PARTS OF THE EXERCISE:
#1 Please rewrite the paragraph beginning "This is, it seems to me" from the commentary on academic publishing below more briefly, keeping its main facts.
#2 Summarize the commentary on academic publishing below in two sentences.
#3 Carry the commentary on academic publishing forward from its final sentence.

SELECTED PASSAGE:
※
This is, it seems to me, one of the great dangers of academic publishing (or publicity-seeking). On the one hand, academics are often so steeped in a particular period and genre that our attempts to speak across specialties are vexed by massive gaps in expertise. Worse is that, with waning of academic influence (especially in the humanities), some scholars have taken more and more strident but (dare I say) preposterous positions about the value of their work to contemporary life. 

Reynolds' admonishing black people to re-read the novel, to respect Tom for his valor and Stowe for her contribution to ending slavery in the US, could not be of less contemporary relevance. What does reading this novel--and agreeing with his sanguine interpretation of it--have to do with closing the gaps in education and health outcomes? Based on the op-ed and Andrew Delbanco's subsequent generous review, it would appear that Reynolds is advocating a return to Tom's stoic, nonviolent, Christian resistance. That may very well be his preferred model for the transformation of racial hierarchy. I think it is reasonable to say that this model is not responsible, solely, for halting the momentum of white supremacist social structure. That is, moral awakening was not the sole cause of legislative actions prohibiting slavery and segregation. A widespread fear among whites of having their heads cut off in the night also played a small part.
※
SUPPLIED MATERIAL:

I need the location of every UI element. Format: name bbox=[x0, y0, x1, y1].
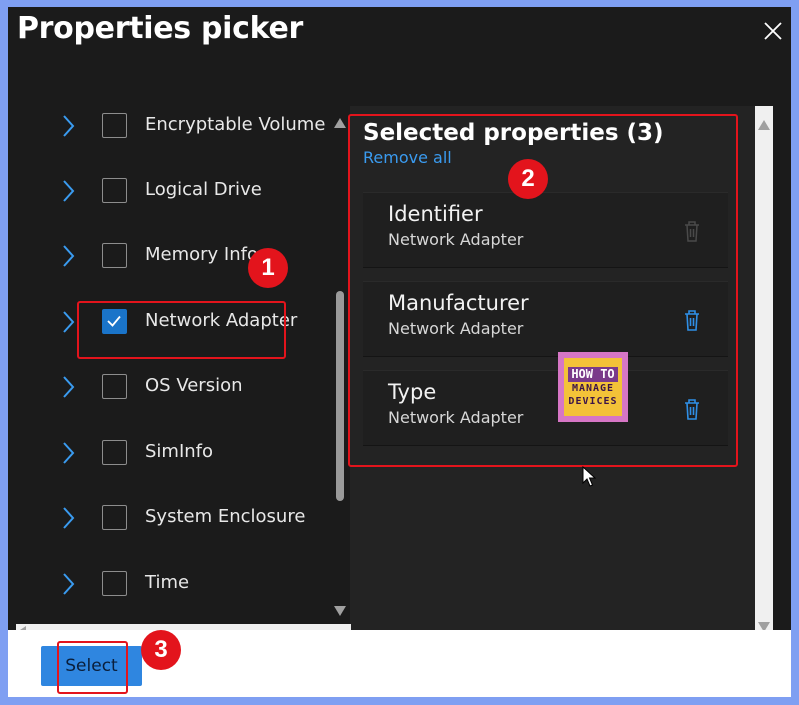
※
SET OF ANSWERS:
#1 The writer sees a great danger in academic publishing or publicity-seeking. Academics are often so immersed in one period and genre that large gaps in expertise frustrate their efforts to speak across specialties. Worse, as academic influence wanes, especially in the humanities, some scholars take increasingly strident and even preposterous positions on their work's value to contemporary life.

#2 The writer warns that academics are often limited by gaps in expertise outside their specialties, and that as academic influence wanes, some make strident and preposterous claims about their work's value to contemporary life. The writer also argues that Reynolds' call for black people to re-read the novel and respect Tom and Stowe has little bearing on closing gaps in education and health outcomes, and that moral awakening through Tom's stoic, nonviolent, Christian resistance was not the sole cause of the laws prohibiting slavery and segregation.

#3
In the end, Reynolds seems to want support for an author and a character that he admires. Certainly, that's acceptable. But is the job of the literary critic or the cultural historian to advocate for an author? Even if this partiality is desirable (or, at least, inescapable), it is not a vital intervention in contemporary social life. A young black person who reads Stowe, encounters our shared history, and emerges with her own well-considered ideas about her past, present, and future is in far better shape than one who merely accepts Reynolds' static version of the story. As the saying goes, the best instructors help students learn how to think not what to think.

I recall my own experience as a high school sophomore with Huckleberry Finn. On the first day, the teacher told us we weren't to say "the N word" and that the book isn't racist. The idea that it might be was simply not to be entertained. Reynolds seems to be taking a similar position toward Stowe, and I can't say (based on what I've read thus far) that I feel sufficiently respected to engage his book or to re-engage Stowe's.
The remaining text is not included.